Repeat, exactly and in full, the lines of the listing below, but without any pictures.

## START RECORDS FOR PROCESSING

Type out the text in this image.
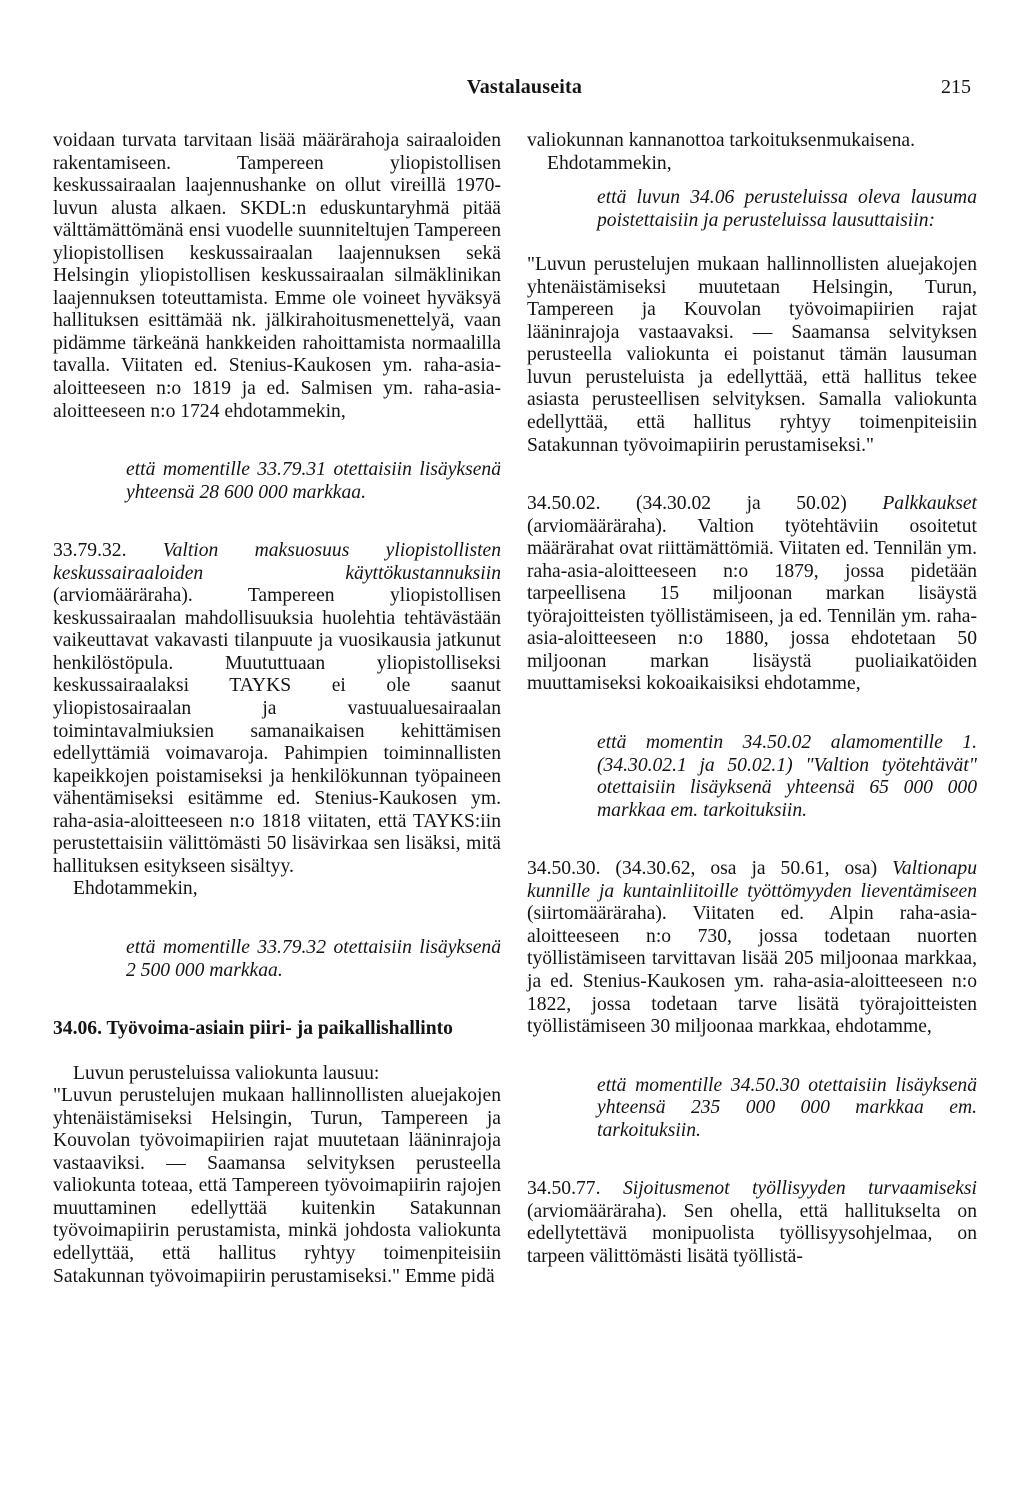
Vastalauseita	215

voidaan turvata tarvitaan lisää määrärahoja sairaaloiden rakentamiseen. Tampereen yliopistollisen keskussairaalan laajennushanke on ollut vireillä 1970-luvun alusta alkaen. SKDL:n eduskuntaryhmä pitää välttämättömänä ensi vuodelle suunniteltujen Tampereen yliopistollisen keskussairaalan laajennuksen sekä Helsingin yliopistollisen keskussairaalan silmäklinikan laajennuksen toteuttamista. Emme ole voineet hyväksyä hallituksen esittämää nk. jälkirahoitusmenettelyä, vaan pidämme tärkeänä hankkeiden rahoittamista normaalilla tavalla. Viitaten ed. Stenius-Kaukosen ym. raha-asia-aloitteeseen n:o 1819 ja ed. Salmisen ym. raha-asia-aloitteeseen n:o 1724 ehdotammekin,

että momentille 33.79.31 otettaisiin lisäyksenä yhteensä 28 600 000 markkaa.

33.79.32. Valtion maksuosuus yliopistollisten keskussairaaloiden käyttökustannuksiin (arviomääräraha). Tampereen yliopistollisen keskussairaalan mahdollisuuksia huolehtia tehtävästään vaikeuttavat vakavasti tilanpuute ja vuosikausia jatkunut henkilöstöpula. Muututtuaan yliopistolliseksi keskussairaalaksi TAYKS ei ole saanut yliopistosairaalan ja vastuualuesairaalan toimintavalmiuksien samanaikaisen kehittämisen edellyttämiä voimavaroja. Pahimpien toiminnallisten kapeikkojen poistamiseksi ja henkilökunnan työpaineen vähentämiseksi esitämme ed. Stenius-Kaukosen ym. raha-asia-aloitteeseen n:o 1818 viitaten, että TAYKS:iin perustettaisiin välittömästi 50 lisävirkaa sen lisäksi, mitä hallituksen esitykseen sisältyy.

Ehdotammekin,

että momentille 33.79.32 otettaisiin lisäyksenä 2 500 000 markkaa.

34.06. Työvoima-asiain piiri- ja paikallishallinto

Luvun perusteluissa valiokunta lausuu:

"Luvun perustelujen mukaan hallinnollisten aluejakojen yhtenäistämiseksi Helsingin, Turun, Tampereen ja Kouvolan työvoimapiirien rajat muutetaan lääninrajoja vastaaviksi. — Saamansa selvityksen perusteella valiokunta toteaa, että Tampereen työvoimapiirin rajojen muuttaminen edellyttää kuitenkin Satakunnan työvoimapiirin perustamista, minkä johdosta valiokunta edellyttää, että hallitus ryhtyy toimenpiteisiin Satakunnan työvoimapiirin perustamiseksi." Emme pidä

valiokunnan kannanottoa tarkoituksenmukaisena.

Ehdotammekin,

että luvun 34.06 perusteluissa oleva lausuma poistettaisiin ja perusteluissa lausuttaisiin:

"Luvun perustelujen mukaan hallinnollisten aluejakojen yhtenäistämiseksi muutetaan Helsingin, Turun, Tampereen ja Kouvolan työvoimapiirien rajat lääninrajoja vastaavaksi. — Saamansa selvityksen perusteella valiokunta ei poistanut tämän lausuman luvun perusteluista ja edellyttää, että hallitus tekee asiasta perusteellisen selvityksen. Samalla valiokunta edellyttää, että hallitus ryhtyy toimenpiteisiin Satakunnan työvoimapiirin perustamiseksi."

34.50.02. (34.30.02 ja 50.02) Palkkaukset (arviomääräraha). Valtion työtehtäviin osoitetut määrärahat ovat riittämättömiä. Viitaten ed. Tennilän ym. raha-asia-aloitteeseen n:o 1879, jossa pidetään tarpeellisena 15 miljoonan markan lisäystä työrajoitteisten työllistämiseen, ja ed. Tennilän ym. raha-asia-aloitteeseen n:o 1880, jossa ehdotetaan 50 miljoonan markan lisäystä puoliaikatöiden muuttamiseksi kokoaikaisiksi ehdotamme,

että momentin 34.50.02 alamomentille 1. (34.30.02.1 ja 50.02.1) "Valtion työtehtävät" otettaisiin lisäyksenä yhteensä 65 000 000 markkaa em. tarkoituksiin.

34.50.30. (34.30.62, osa ja 50.61, osa) Valtionapu kunnille ja kuntainliitoille työttömyyden lieventämiseen (siirtomääräraha). Viitaten ed. Alpin raha-asia-aloitteeseen n:o 730, jossa todetaan nuorten työllistämiseen tarvittavan lisää 205 miljoonaa markkaa, ja ed. Stenius-Kaukosen ym. raha-asia-aloitteeseen n:o 1822, jossa todetaan tarve lisätä työrajoitteisten työllistämiseen 30 miljoonaa markkaa, ehdotamme,

että momentille 34.50.30 otettaisiin lisäyksenä yhteensä 235 000 000 markkaa em. tarkoituksiin.

34.50.77. Sijoitusmenot työllisyyden turvaamiseksi (arviomääräraha). Sen ohella, että hallitukselta on edellytettävä monipuolista työllisyysohjelmaa, on tarpeen välittömästi lisätä työllistä-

## END RECORDS FOR PROCESSING

__REPLY__:
Type out the text in this image.
Vastalauseita	215

voidaan turvata tarvitaan lisää määrärahoja sairaaloiden rakentamiseen. Tampereen yliopistollisen keskussairaalan laajennushanke on ollut vireillä 1970-luvun alusta alkaen. SKDL:n eduskuntaryhmä pitää välttämättömänä ensi vuodelle suunniteltujen Tampereen yliopistollisen keskussairaalan laajennuksen sekä Helsingin yliopistollisen keskussairaalan silmäklinikan laajennuksen toteuttamista. Emme ole voineet hyväksyä hallituksen esittämää nk. jälkirahoitusmenettelyä, vaan pidämme tärkeänä hankkeiden rahoittamista normaalilla tavalla. Viitaten ed. Stenius-Kaukosen ym. raha-asia-aloitteeseen n:o 1819 ja ed. Salmisen ym. raha-asia-aloitteeseen n:o 1724 ehdotammekin,

että momentille 33.79.31 otettaisiin lisäyksenä yhteensä 28 600 000 markkaa.

33.79.32. Valtion maksuosuus yliopistollisten keskussairaaloiden käyttökustannuksiin (arviomääräraha). Tampereen yliopistollisen keskussairaalan mahdollisuuksia huolehtia tehtävästään vaikeuttavat vakavasti tilanpuute ja vuosikausia jatkunut henkilöstöpula. Muututtuaan yliopistolliseksi keskussairaalaksi TAYKS ei ole saanut yliopistosairaalan ja vastuualuesairaalan toimintavalmiuksien samanaikaisen kehittämisen edellyttämiä voimavaroja. Pahimpien toiminnallisten kapeikkojen poistamiseksi ja henkilökunnan työpaineen vähentämiseksi esitämme ed. Stenius-Kaukosen ym. raha-asia-aloitteeseen n:o 1818 viitaten, että TAYKS:iin perustettaisiin välittömästi 50 lisävirkaa sen lisäksi, mitä hallituksen esitykseen sisältyy.

Ehdotammekin,

että momentille 33.79.32 otettaisiin lisäyksenä 2 500 000 markkaa.

34.06. Työvoima-asiain piiri- ja paikallishallinto

Luvun perusteluissa valiokunta lausuu:

"Luvun perustelujen mukaan hallinnollisten aluejakojen yhtenäistämiseksi Helsingin, Turun, Tampereen ja Kouvolan työvoimapiirien rajat muutetaan lääninrajoja vastaaviksi. — Saamansa selvityksen perusteella valiokunta toteaa, että Tampereen työvoimapiirin rajojen muuttaminen edellyttää kuitenkin Satakunnan työvoimapiirin perustamista, minkä johdosta valiokunta edellyttää, että hallitus ryhtyy toimenpiteisiin Satakunnan työvoimapiirin perustamiseksi." Emme pidä

valiokunnan kannanottoa tarkoituksenmukaisena.

Ehdotammekin,

että luvun 34.06 perusteluissa oleva lausuma poistettaisiin ja perusteluissa lausuttaisiin:

"Luvun perustelujen mukaan hallinnollisten aluejakojen yhtenäistämiseksi muutetaan Helsingin, Turun, Tampereen ja Kouvolan työvoimapiirien rajat lääninrajoja vastaavaksi. — Saamansa selvityksen perusteella valiokunta ei poistanut tämän lausuman luvun perusteluista ja edellyttää, että hallitus tekee asiasta perusteellisen selvityksen. Samalla valiokunta edellyttää, että hallitus ryhtyy toimenpiteisiin Satakunnan työvoimapiirin perustamiseksi."

34.50.02. (34.30.02 ja 50.02) Palkkaukset (arviomääräraha). Valtion työtehtäviin osoitetut määrärahat ovat riittämättömiä. Viitaten ed. Tennilän ym. raha-asia-aloitteeseen n:o 1879, jossa pidetään tarpeellisena 15 miljoonan markan lisäystä työrajoitteisten työllistämiseen, ja ed. Tennilän ym. raha-asia-aloitteeseen n:o 1880, jossa ehdotetaan 50 miljoonan markan lisäystä puoliaikatöiden muuttamiseksi kokoaikaisiksi ehdotamme,

että momentin 34.50.02 alamomentille 1. (34.30.02.1 ja 50.02.1) "Valtion työtehtävät" otettaisiin lisäyksenä yhteensä 65 000 000 markkaa em. tarkoituksiin.

34.50.30. (34.30.62, osa ja 50.61, osa) Valtionapu kunnille ja kuntainliitoille työttömyyden lieventämiseen (siirtomääräraha). Viitaten ed. Alpin raha-asia-aloitteeseen n:o 730, jossa todetaan nuorten työllistämiseen tarvittavan lisää 205 miljoonaa markkaa, ja ed. Stenius-Kaukosen ym. raha-asia-aloitteeseen n:o 1822, jossa todetaan tarve lisätä työrajoitteisten työllistämiseen 30 miljoonaa markkaa, ehdotamme,

että momentille 34.50.30 otettaisiin lisäyksenä yhteensä 235 000 000 markkaa em. tarkoituksiin.

34.50.77. Sijoitusmenot työllisyyden turvaamiseksi (arviomääräraha). Sen ohella, että hallitukselta on edellytettävä monipuolista työllisyysohjelmaa, on tarpeen välittömästi lisätä työllistä-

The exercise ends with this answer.